▸ **O que se pede**
**A.** Resuma em duas frases o trecho sobre a presença negra no debate público.
**B.** Transcreva, do trecho sobre a presença negra no debate público, o segmento que vai de "A questão institucional" até "de não retorno?", inclusive.
**C.** Dê continuidade ao trecho sobre a presença negra no debate público a partir do ponto em que ele termina.

▸ **Trecho selecionado**

<<<<

R. Existe de fato um aumento desse espaço no debate público, nos jornais, nas editoras, mas que não ocorre sem tensão. A gente vê muita reação a isso —e de todos os lados, não é só a direita que reage mal. É como se a gente estivesse esvaziando a discussão da desigualdade de classe no Brasil. Aí vamos para o caso George Floyd. Naquela época foi uma quantidade de entrevistas, de pedidos de textos, de participação ao vivo. Foi um novembrismo em junho, a gente quase enlouqueceu.
E o caso George Floyd também foi uma coisa muito curiosa porque mobilizou o mundo inteiro no meio de uma pandemia. Acho que a própria pandemia, o fato de as pessoas ficarem mais fechadas dentro de casa, potencializou a visibilização desse caso. Mas o Brasil tem um George Floyd por dia. Então essa comoção também teve um papel de criar um efeito de distanciamento da nossa própria violência policial.
A questão institucional é a mais complicada. Ocupar espaço no debate público é uma coisa, agora ocupar espaços institucionais, ocupar espaços decisórios, ocupar espaços de poder, é ainda um grande dilema. Bem mais fácil abrir espaço em jornal, dar um minutinho na TV, do que institucionalizar a presença de pessoas nesses espaços.
P. Em relação à presença maior de pessoas negras no debate público, estamos num ponto de não retorno?

>>>>

[Dados estruturados de análise de página]

<<<<

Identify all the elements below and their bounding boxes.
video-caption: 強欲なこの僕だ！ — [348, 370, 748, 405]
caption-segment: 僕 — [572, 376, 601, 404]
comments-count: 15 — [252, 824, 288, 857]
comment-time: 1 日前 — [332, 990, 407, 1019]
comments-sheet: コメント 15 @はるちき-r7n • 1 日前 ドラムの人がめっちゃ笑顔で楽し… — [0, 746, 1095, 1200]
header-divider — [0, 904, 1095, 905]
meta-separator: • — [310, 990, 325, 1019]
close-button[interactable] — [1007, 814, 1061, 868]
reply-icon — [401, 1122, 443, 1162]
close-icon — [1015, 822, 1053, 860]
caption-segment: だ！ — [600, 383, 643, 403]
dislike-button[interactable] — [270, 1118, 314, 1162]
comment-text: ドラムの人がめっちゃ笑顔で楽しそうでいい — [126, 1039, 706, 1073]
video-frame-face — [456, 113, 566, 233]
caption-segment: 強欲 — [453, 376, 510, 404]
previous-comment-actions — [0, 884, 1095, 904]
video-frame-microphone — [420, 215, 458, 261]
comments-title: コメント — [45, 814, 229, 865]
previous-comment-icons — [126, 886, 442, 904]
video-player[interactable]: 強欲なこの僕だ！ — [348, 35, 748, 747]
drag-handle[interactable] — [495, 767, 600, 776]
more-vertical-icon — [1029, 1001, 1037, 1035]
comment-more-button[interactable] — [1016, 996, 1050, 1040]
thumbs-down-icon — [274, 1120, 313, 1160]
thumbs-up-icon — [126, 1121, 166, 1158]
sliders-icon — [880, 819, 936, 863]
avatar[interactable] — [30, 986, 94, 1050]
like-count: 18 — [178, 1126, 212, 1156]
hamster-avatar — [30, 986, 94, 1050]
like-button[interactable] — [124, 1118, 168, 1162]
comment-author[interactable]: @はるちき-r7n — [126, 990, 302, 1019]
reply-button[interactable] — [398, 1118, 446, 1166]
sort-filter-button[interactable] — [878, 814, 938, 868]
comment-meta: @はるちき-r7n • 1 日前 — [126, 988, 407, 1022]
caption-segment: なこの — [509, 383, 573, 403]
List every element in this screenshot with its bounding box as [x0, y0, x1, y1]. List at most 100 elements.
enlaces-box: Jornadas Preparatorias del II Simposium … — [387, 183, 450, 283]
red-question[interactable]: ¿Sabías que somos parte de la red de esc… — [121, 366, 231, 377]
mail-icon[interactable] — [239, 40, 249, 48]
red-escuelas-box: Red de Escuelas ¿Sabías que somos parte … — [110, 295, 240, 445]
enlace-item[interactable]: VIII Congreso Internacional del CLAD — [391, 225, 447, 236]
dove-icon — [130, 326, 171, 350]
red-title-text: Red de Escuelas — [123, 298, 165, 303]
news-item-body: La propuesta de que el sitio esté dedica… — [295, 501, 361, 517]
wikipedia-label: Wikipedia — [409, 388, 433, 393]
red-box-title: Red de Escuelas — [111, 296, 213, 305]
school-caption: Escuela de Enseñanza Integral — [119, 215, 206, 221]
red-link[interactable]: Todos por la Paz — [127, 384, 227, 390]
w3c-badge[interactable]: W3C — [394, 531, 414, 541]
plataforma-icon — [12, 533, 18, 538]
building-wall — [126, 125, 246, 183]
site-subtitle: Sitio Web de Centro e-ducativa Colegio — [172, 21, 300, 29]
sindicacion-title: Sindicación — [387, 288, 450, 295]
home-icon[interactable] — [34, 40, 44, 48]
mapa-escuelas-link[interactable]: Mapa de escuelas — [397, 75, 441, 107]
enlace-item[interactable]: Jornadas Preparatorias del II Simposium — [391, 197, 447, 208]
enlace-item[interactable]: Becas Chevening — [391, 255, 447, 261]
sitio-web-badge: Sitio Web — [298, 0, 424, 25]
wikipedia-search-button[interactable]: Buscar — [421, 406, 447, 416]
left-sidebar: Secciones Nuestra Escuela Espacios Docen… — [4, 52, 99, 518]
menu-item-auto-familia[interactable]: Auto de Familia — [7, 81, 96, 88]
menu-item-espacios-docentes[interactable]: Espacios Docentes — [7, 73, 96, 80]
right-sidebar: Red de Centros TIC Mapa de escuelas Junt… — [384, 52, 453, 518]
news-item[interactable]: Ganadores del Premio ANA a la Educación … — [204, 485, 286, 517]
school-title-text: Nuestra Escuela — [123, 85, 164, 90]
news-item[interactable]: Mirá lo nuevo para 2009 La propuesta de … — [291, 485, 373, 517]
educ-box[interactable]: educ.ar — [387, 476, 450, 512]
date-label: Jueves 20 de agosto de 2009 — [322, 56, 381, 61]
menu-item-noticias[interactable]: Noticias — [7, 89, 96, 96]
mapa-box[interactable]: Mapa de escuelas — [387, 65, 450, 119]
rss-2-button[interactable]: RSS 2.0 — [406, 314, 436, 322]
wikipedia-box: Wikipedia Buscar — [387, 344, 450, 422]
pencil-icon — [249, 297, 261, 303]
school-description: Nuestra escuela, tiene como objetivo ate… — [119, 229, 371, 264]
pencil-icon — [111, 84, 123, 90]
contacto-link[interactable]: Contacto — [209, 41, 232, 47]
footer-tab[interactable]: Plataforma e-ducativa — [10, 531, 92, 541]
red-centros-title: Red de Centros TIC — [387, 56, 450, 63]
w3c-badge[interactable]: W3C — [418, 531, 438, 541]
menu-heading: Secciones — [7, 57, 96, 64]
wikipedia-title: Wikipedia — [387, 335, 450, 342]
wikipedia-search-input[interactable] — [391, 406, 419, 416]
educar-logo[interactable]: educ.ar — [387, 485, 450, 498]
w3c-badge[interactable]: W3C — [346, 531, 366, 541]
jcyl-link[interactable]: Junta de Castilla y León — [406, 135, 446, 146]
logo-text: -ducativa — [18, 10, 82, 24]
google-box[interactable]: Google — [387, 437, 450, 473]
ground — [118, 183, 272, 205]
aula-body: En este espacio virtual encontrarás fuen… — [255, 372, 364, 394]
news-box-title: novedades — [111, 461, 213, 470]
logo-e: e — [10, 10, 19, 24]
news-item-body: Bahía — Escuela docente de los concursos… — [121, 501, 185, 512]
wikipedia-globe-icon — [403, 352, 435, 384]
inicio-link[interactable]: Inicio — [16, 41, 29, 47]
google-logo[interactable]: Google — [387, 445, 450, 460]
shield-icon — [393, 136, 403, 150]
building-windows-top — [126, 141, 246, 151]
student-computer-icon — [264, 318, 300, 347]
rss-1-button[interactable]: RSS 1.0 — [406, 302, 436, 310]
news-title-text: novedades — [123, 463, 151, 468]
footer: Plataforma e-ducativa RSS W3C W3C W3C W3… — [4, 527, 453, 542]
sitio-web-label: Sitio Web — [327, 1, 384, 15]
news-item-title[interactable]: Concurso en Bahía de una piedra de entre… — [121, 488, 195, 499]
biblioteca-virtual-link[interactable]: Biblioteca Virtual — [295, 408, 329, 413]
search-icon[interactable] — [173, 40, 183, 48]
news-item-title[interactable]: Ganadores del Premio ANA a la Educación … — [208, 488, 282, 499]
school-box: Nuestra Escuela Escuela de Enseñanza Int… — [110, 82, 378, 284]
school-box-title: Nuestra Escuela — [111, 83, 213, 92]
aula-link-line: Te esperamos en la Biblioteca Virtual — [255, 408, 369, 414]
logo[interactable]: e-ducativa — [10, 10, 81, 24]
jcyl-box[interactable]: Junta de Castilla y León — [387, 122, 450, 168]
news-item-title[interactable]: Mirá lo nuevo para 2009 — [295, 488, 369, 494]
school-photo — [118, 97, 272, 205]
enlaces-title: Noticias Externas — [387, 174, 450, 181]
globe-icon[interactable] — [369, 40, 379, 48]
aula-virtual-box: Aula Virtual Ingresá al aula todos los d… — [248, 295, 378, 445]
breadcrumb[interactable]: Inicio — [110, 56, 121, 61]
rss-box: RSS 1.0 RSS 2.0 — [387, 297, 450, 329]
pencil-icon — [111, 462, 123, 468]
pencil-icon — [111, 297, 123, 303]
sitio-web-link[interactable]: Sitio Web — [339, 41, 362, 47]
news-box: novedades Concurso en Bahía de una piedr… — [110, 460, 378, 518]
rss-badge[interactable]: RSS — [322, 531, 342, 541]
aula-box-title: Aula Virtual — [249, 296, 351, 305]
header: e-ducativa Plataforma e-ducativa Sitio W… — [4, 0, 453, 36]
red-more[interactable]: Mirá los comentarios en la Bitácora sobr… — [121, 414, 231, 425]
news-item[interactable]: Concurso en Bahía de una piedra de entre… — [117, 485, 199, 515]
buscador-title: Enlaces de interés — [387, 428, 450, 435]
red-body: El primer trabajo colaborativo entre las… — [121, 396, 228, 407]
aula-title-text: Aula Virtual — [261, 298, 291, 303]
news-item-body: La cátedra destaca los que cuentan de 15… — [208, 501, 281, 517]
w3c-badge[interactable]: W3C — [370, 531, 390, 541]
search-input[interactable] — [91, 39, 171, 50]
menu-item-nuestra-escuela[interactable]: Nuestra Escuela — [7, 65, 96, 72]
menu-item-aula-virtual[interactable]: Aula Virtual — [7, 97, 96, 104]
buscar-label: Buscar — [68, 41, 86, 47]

>>>>

▸ **Respostas por tarefa**
**A.** A presença de pessoas negras aumentou no debate público, nos jornais e nas editoras, mas não sem tensão e com reações de todos os lados, e o caso George Floyd, que mobilizou o mundo inteiro no meio de uma pandemia, gerou uma quantidade de pedidos de entrevistas e textos. Contudo, o Brasil tem um George Floyd por dia, e ocupar espaços institucionais, decisórios e de poder continua sendo um dilema bem maior do que abrir espaço em jornal ou na TV.

**B.**
A questão institucional é a mais complicada. Ocupar espaço no debate público é uma coisa, agora ocupar espaços institucionais, ocupar espaços decisórios, ocupar espaços de poder, é ainda um grande dilema. Bem mais fácil abrir espaço em jornal, dar um minutinho na TV, do que institucionalizar a presença de pessoas nesses espaços.
P. Em relação à presença maior de pessoas negras no debate público, estamos num ponto de não retorno?

**C.**
R. Este é um ano muito atípico para avaliar isso. Uma coisa que eu achei interessante é que o caso George Floyd potencializou o 25 de julho [Dia Internacional da Mulher Negra Latino-Americana e Caribenha]. É impressionante como neste ano a visibilidade dessa data ganhou uma potência muito grande no Brasil. Veio para ficar como agenda, como referência, para as mulheres negras. Mas acho que, para além dessas questões episódicas, houve sim, por mais estranho que isso pareça, uma ampliação dessa percepção sobre a desigualdade racial [pela população em geral]. Não acho que ela foi revelada, mas a pandemia dá uma concretude diferente para a questão da desigualdade racial.
P. Com isso, estamos de fato caminhando para uma sociedade menos racista?
R. Eu sempre digo isso para os mais jovens: são tantos anos de militância, tantos de dedicação, a gente vê o movimento negro, a Coalizão Negra por Direitos, o livro da Lélia… Se não fosse a Coalizão, o excludente de ilicitude teria passado [o pacote anticrime foi aprovado sem esse ponto]. Tem muita conquista do movimento, e essa conquista é fruto também de muito trabalho intelectual engajado e comprometido. Eu estudo a questão racial há 30 anos, eu conheci muitas pessoas, eu vi muitas coisas, passei por várias instituições. Então não tem como eu dizer que as coisas não mudaram, não avançaram. O espaço no debate público realmente mudou. Não sabemos se vai durar, mas eu não consigo ver os jovens com quem me deparo hoje na sala de aula aceitarem silenciamento e retrocesso. A grande prova de fogo que vem por aí em termos de inserção racial é a renovação da lei das cotas em 2022. É o debate que vai dominar os próximos anos, vai ser uma disputa política pesada no contexto de um Governo bastante conservador, avesso a essa agenda de igualdade e sem habilidade de diálogo.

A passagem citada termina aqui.